◆ PROBLEM REQUIREMENTS: For each line that holds "this", copy the line out.
++++ INPUT ++++
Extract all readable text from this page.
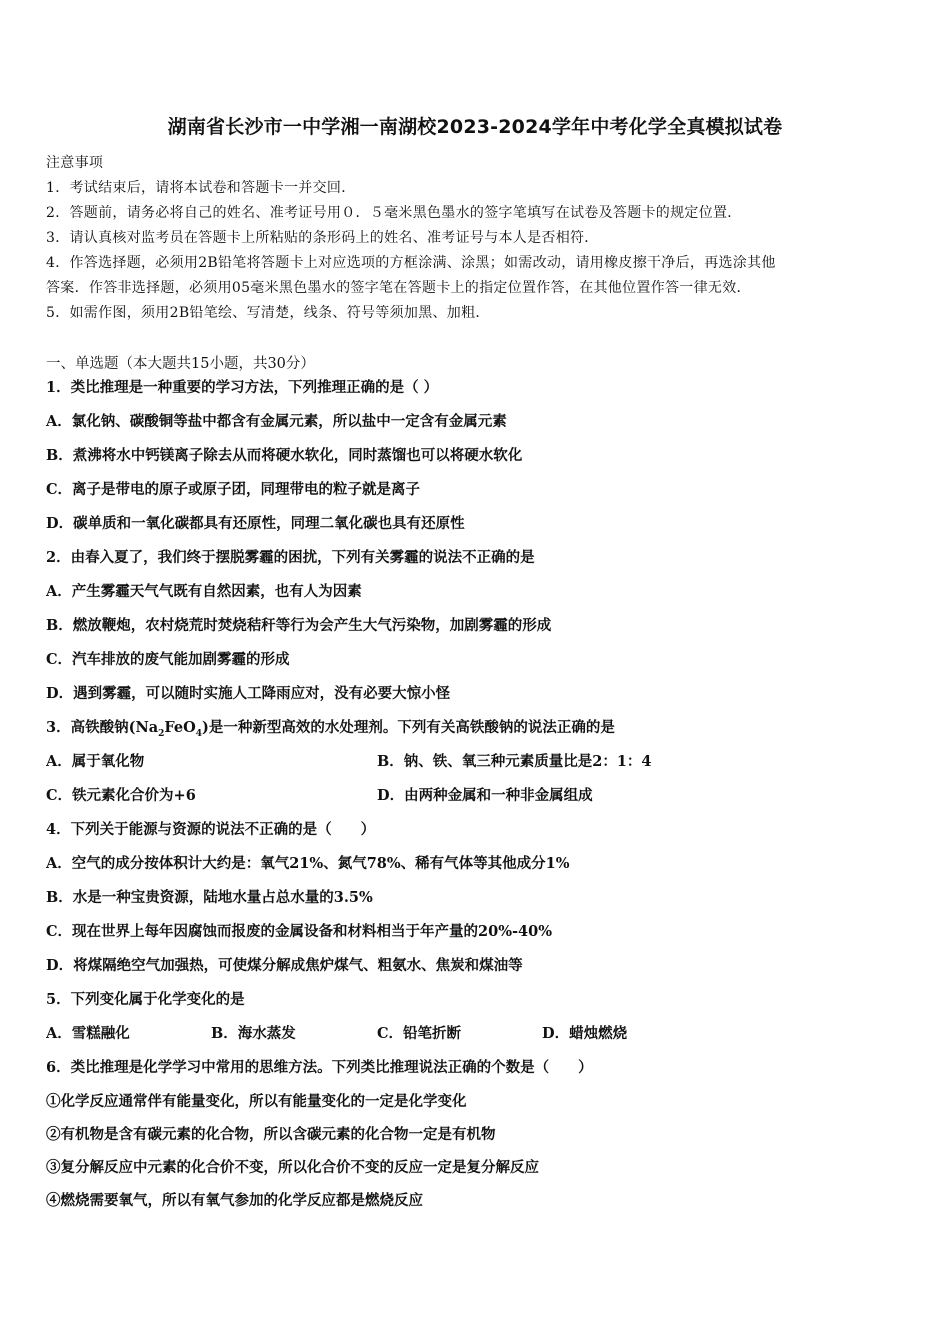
湖南省长沙市一中学湘一南湖校2023-2024学年中考化学全真模拟试卷
注意事项
1．考试结束后，请将本试卷和答题卡一并交回．
2．答题前，请务必将自己的姓名、准考证号用０．５毫米黑色墨水的签字笔填写在试卷及答题卡的规定位置．
3．请认真核对监考员在答题卡上所粘贴的条形码上的姓名、准考证号与本人是否相符．
4．作答选择题，必须用2B铅笔将答题卡上对应选项的方框涂满、涂黑；如需改动，请用橡皮擦干净后，再选涂其他
答案．作答非选择题，必须用05毫米黑色墨水的签字笔在答题卡上的指定位置作答，在其他位置作答一律无效．
5．如需作图，须用2B铅笔绘、写清楚，线条、符号等须加黑、加粗．
一、单选题（本大题共15小题，共30分）
1．类比推理是一种重要的学习方法，下列推理正确的是（ ）
A．氯化钠、碳酸铜等盐中都含有金属元素，所以盐中一定含有金属元素
B．煮沸将水中钙镁离子除去从而将硬水软化，同时蒸馏也可以将硬水软化
C．离子是带电的原子或原子团，同理带电的粒子就是离子
D．碳单质和一氧化碳都具有还原性，同理二氧化碳也具有还原性
2．由春入夏了，我们终于摆脱雾霾的困扰，下列有关雾霾的说法不正确的是
A．产生雾霾天气气既有自然因素，也有人为因素
B．燃放鞭炮，农村烧荒时焚烧秸秆等行为会产生大气污染物，加剧雾霾的形成
C．汽车排放的废气能加剧雾霾的形成
D．遇到雾霾，可以随时实施人工降雨应对，没有必要大惊小怪
3．高铁酸钠$(Na_2FeO_4)$是一种新型高效的水处理剂。下列有关高铁酸钠的说法正确的是
A．属于氧化物	B．钠、铁、氧三种元素质量比是2：1：4
C．铁元素化合价为+6	D．由两种金属和一种非金属组成
4．下列关于能源与资源的说法不正确的是（　　）
A．空气的成分按体积计大约是：氧气21%、氮气78%、稀有气体等其他成分1%
B．水是一种宝贵资源，陆地水量占总水量的3.5%
C．现在世界上每年因腐蚀而报废的金属设备和材料相当于年产量的20%-40%
D．将煤隔绝空气加强热，可使煤分解成焦炉煤气、粗氨水、焦炭和煤油等
5．下列变化属于化学变化的是
A．雪糕融化	B．海水蒸发	C．铅笔折断	D．蜡烛燃烧
6．类比推理是化学学习中常用的思维方法。下列类比推理说法正确的个数是（　　）
①化学反应通常伴有能量变化，所以有能量变化的一定是化学变化
②有机物是含有碳元素的化合物，所以含碳元素的化合物一定是有机物
③复分解反应中元素的化合价不变，所以化合价不变的反应一定是复分解反应
④燃烧需要氧气，所以有氧气参加的化学反应都是燃烧反应
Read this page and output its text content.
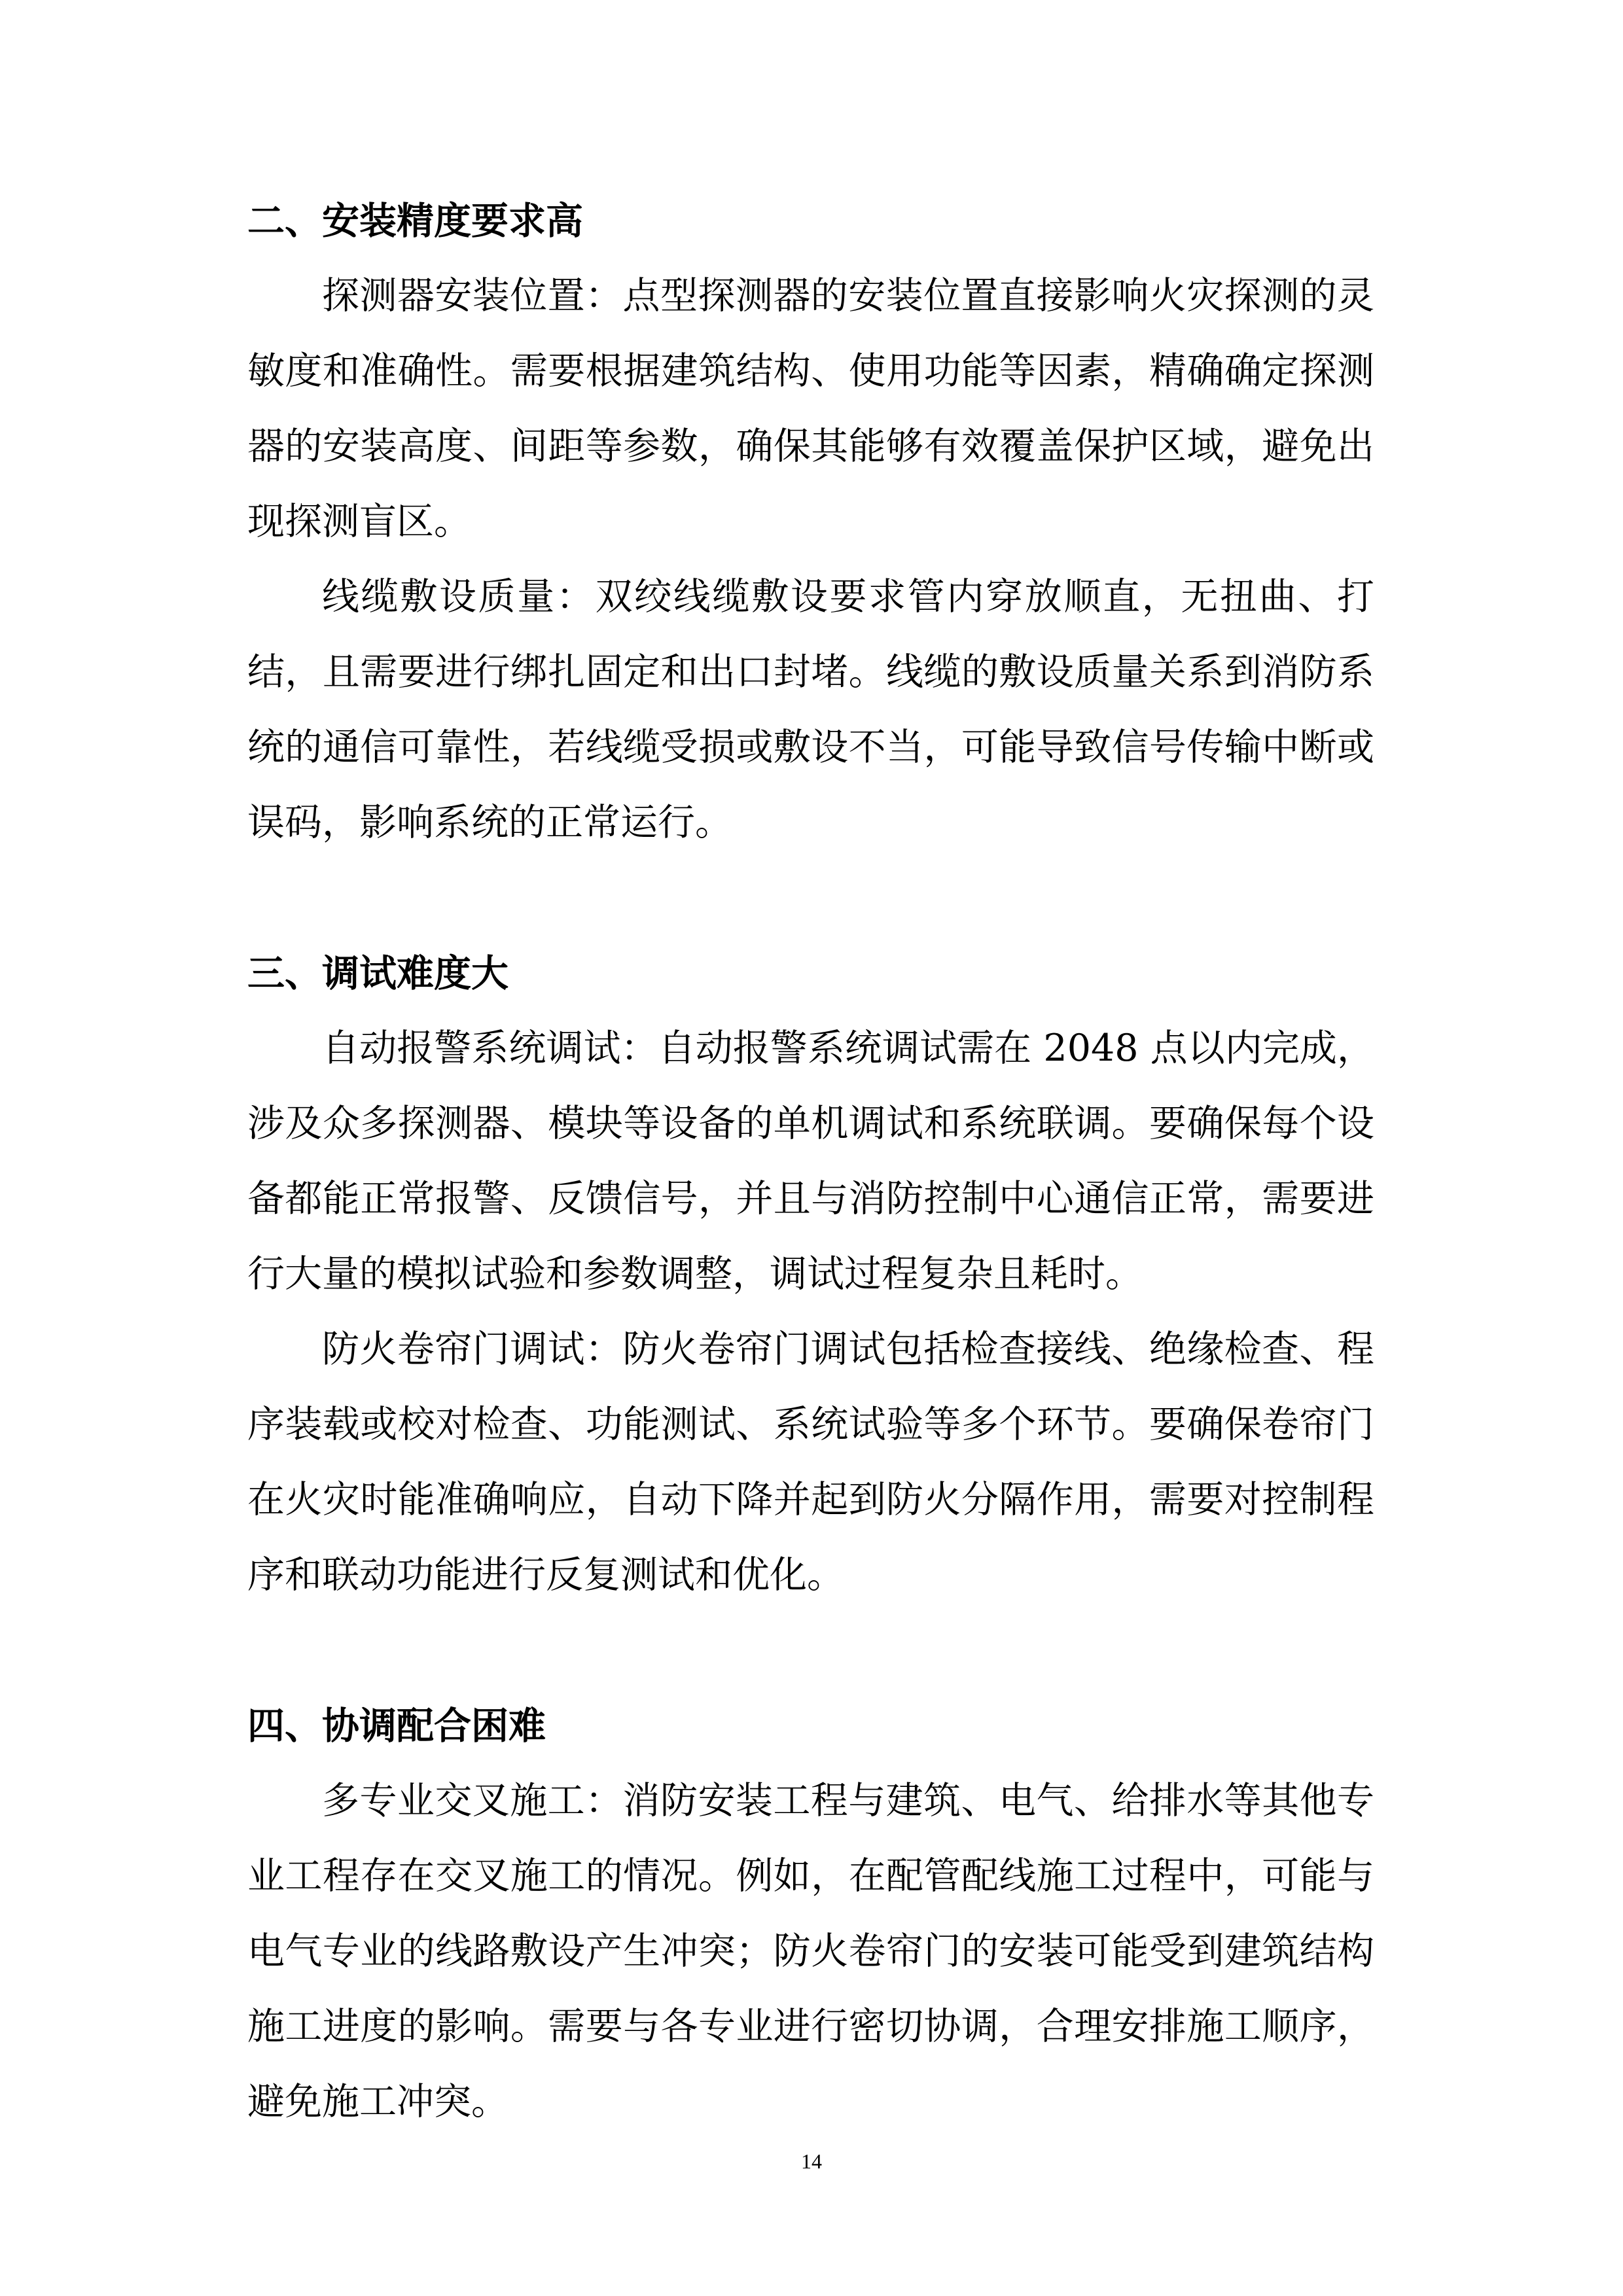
二、安装精度要求高

探测器安装位置：点型探测器的安装位置直接影响火灾探测的灵敏度和准确性。需要根据建筑结构、使用功能等因素，精确确定探测器的安装高度、间距等参数，确保其能够有效覆盖保护区域，避免出现探测盲区。

线缆敷设质量：双绞线缆敷设要求管内穿放顺直，无扭曲、打结，且需要进行绑扎固定和出口封堵。线缆的敷设质量关系到消防系统的通信可靠性，若线缆受损或敷设不当，可能导致信号传输中断或误码，影响系统的正常运行。

三、调试难度大

自动报警系统调试：自动报警系统调试需在 2048 点以内完成，涉及众多探测器、模块等设备的单机调试和系统联调。要确保每个设备都能正常报警、反馈信号，并且与消防控制中心通信正常，需要进行大量的模拟试验和参数调整，调试过程复杂且耗时。

防火卷帘门调试：防火卷帘门调试包括检查接线、绝缘检查、程序装载或校对检查、功能测试、系统试验等多个环节。要确保卷帘门在火灾时能准确响应，自动下降并起到防火分隔作用，需要对控制程序和联动功能进行反复测试和优化。

四、协调配合困难

多专业交叉施工：消防安装工程与建筑、电气、给排水等其他专业工程存在交叉施工的情况。例如，在配管配线施工过程中，可能与电气专业的线路敷设产生冲突；防火卷帘门的安装可能受到建筑结构施工进度的影响。需要与各专业进行密切协调，合理安排施工顺序，避免施工冲突。

14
++++
◆ FULL ANSWER:
Extract all readable text from this page.
Read this page and output its text content.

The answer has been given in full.